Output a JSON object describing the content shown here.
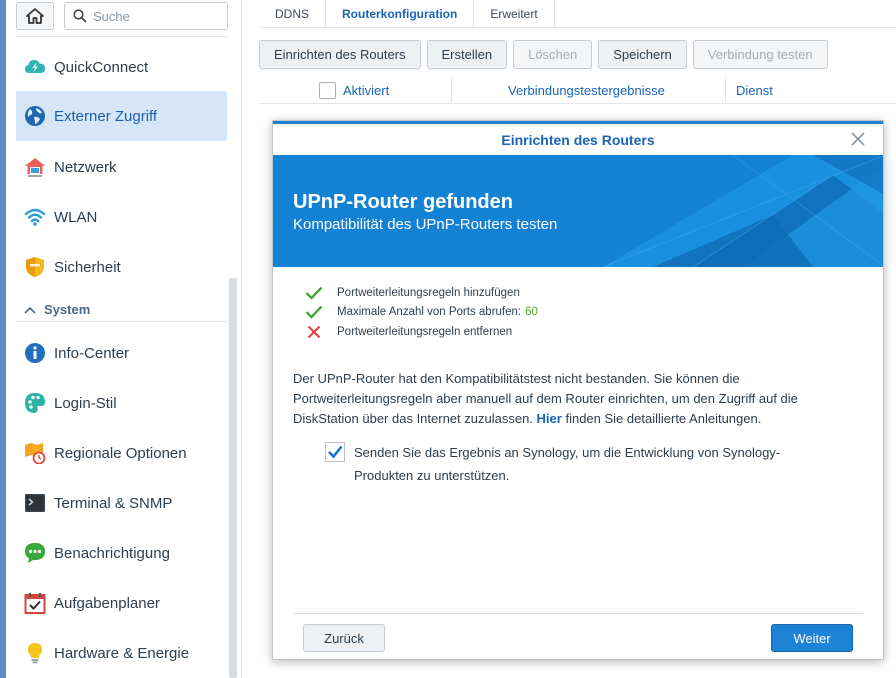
{
  "sidebar": {
    "search_placeholder": "Suche",
    "items": [
      {
        "label": "QuickConnect",
        "icon": "quickconnect-icon"
      },
      {
        "label": "Externer Zugriff",
        "icon": "globe-icon",
        "active": true
      },
      {
        "label": "Netzwerk",
        "icon": "house-icon"
      },
      {
        "label": "WLAN",
        "icon": "wifi-icon"
      },
      {
        "label": "Sicherheit",
        "icon": "shield-icon"
      }
    ],
    "section_label": "System",
    "system_items": [
      {
        "label": "Info-Center",
        "icon": "info-icon"
      },
      {
        "label": "Login-Stil",
        "icon": "palette-icon"
      },
      {
        "label": "Regionale Optionen",
        "icon": "regional-clock-icon"
      },
      {
        "label": "Terminal & SNMP",
        "icon": "terminal-icon"
      },
      {
        "label": "Benachrichtigung",
        "icon": "chat-bubble-icon"
      },
      {
        "label": "Aufgabenplaner",
        "icon": "calendar-check-icon"
      },
      {
        "label": "Hardware & Energie",
        "icon": "lightbulb-icon"
      }
    ]
  },
  "tabs": [
    {
      "label": "DDNS"
    },
    {
      "label": "Routerkonfiguration",
      "active": true
    },
    {
      "label": "Erweitert"
    }
  ],
  "toolbar": {
    "setup": "Einrichten des Routers",
    "create": "Erstellen",
    "delete": "Löschen",
    "save": "Speichern",
    "test": "Verbindung testen"
  },
  "grid": {
    "col_enabled": "Aktiviert",
    "col_results": "Verbindungstestergebnisse",
    "col_service": "Dienst"
  },
  "dialog": {
    "title": "Einrichten des Routers",
    "banner_title": "UPnP-Router gefunden",
    "banner_subtitle": "Kompatibilität des UPnP-Routers testen",
    "checks": [
      {
        "text": "Portweiterleitungsregeln hinzufügen",
        "status": "ok"
      },
      {
        "text": "Maximale Anzahl von Ports abrufen:",
        "value": "60",
        "status": "ok"
      },
      {
        "text": "Portweiterleitungsregeln entfernen",
        "status": "fail"
      }
    ],
    "message_part1": "Der UPnP-Router hat den Kompatibilitätstest nicht bestanden. Sie können die Portweiterleitungsregeln aber manuell auf dem Router einrichten, um den Zugriff auf die DiskStation über das Internet zuzulassen.",
    "message_link": "Hier",
    "message_part2": "finden Sie detaillierte Anleitungen.",
    "send_label": "Senden Sie das Ergebnis an Synology, um die Entwicklung von Synology-Produkten zu unterstützen.",
    "send_checked": true,
    "back": "Zurück",
    "next": "Weiter"
  },
  "colors": {
    "accent": "#1c83d6",
    "ok": "#3aa02c",
    "fail": "#e04040"
  }
}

▬▬▬

--- TASK TO CARRY OUT ---
Extract every line of the data exactly; pictures stay out.

--- CORRECT OUTPUT ---
Output a JSON object describing the content shown here.
{
  "sidebar": {
    "search_placeholder": "Suche",
    "items": [
      {
        "label": "QuickConnect",
        "icon": "quickconnect-icon"
      },
      {
        "label": "Externer Zugriff",
        "icon": "globe-icon",
        "active": true
      },
      {
        "label": "Netzwerk",
        "icon": "house-icon"
      },
      {
        "label": "WLAN",
        "icon": "wifi-icon"
      },
      {
        "label": "Sicherheit",
        "icon": "shield-icon"
      }
    ],
    "section_label": "System",
    "system_items": [
      {
        "label": "Info-Center",
        "icon": "info-icon"
      },
      {
        "label": "Login-Stil",
        "icon": "palette-icon"
      },
      {
        "label": "Regionale Optionen",
        "icon": "regional-clock-icon"
      },
      {
        "label": "Terminal & SNMP",
        "icon": "terminal-icon"
      },
      {
        "label": "Benachrichtigung",
        "icon": "chat-bubble-icon"
      },
      {
        "label": "Aufgabenplaner",
        "icon": "calendar-check-icon"
      },
      {
        "label": "Hardware & Energie",
        "icon": "lightbulb-icon"
      }
    ]
  },
  "tabs": [
    {
      "label": "DDNS"
    },
    {
      "label": "Routerkonfiguration",
      "active": true
    },
    {
      "label": "Erweitert"
    }
  ],
  "toolbar": {
    "setup": "Einrichten des Routers",
    "create": "Erstellen",
    "delete": "Löschen",
    "save": "Speichern",
    "test": "Verbindung testen"
  },
  "grid": {
    "col_enabled": "Aktiviert",
    "col_results": "Verbindungstestergebnisse",
    "col_service": "Dienst"
  },
  "dialog": {
    "title": "Einrichten des Routers",
    "banner_title": "UPnP-Router gefunden",
    "banner_subtitle": "Kompatibilität des UPnP-Routers testen",
    "checks": [
      {
        "text": "Portweiterleitungsregeln hinzufügen",
        "status": "ok"
      },
      {
        "text": "Maximale Anzahl von Ports abrufen:",
        "value": "60",
        "status": "ok"
      },
      {
        "text": "Portweiterleitungsregeln entfernen",
        "status": "fail"
      }
    ],
    "message_part1": "Der UPnP-Router hat den Kompatibilitätstest nicht bestanden. Sie können die Portweiterleitungsregeln aber manuell auf dem Router einrichten, um den Zugriff auf die DiskStation über das Internet zuzulassen.",
    "message_link": "Hier",
    "message_part2": "finden Sie detaillierte Anleitungen.",
    "send_label": "Senden Sie das Ergebnis an Synology, um die Entwicklung von Synology-Produkten zu unterstützen.",
    "send_checked": true,
    "back": "Zurück",
    "next": "Weiter"
  },
  "colors": {
    "accent": "#1c83d6",
    "ok": "#3aa02c",
    "fail": "#e04040"
  }
}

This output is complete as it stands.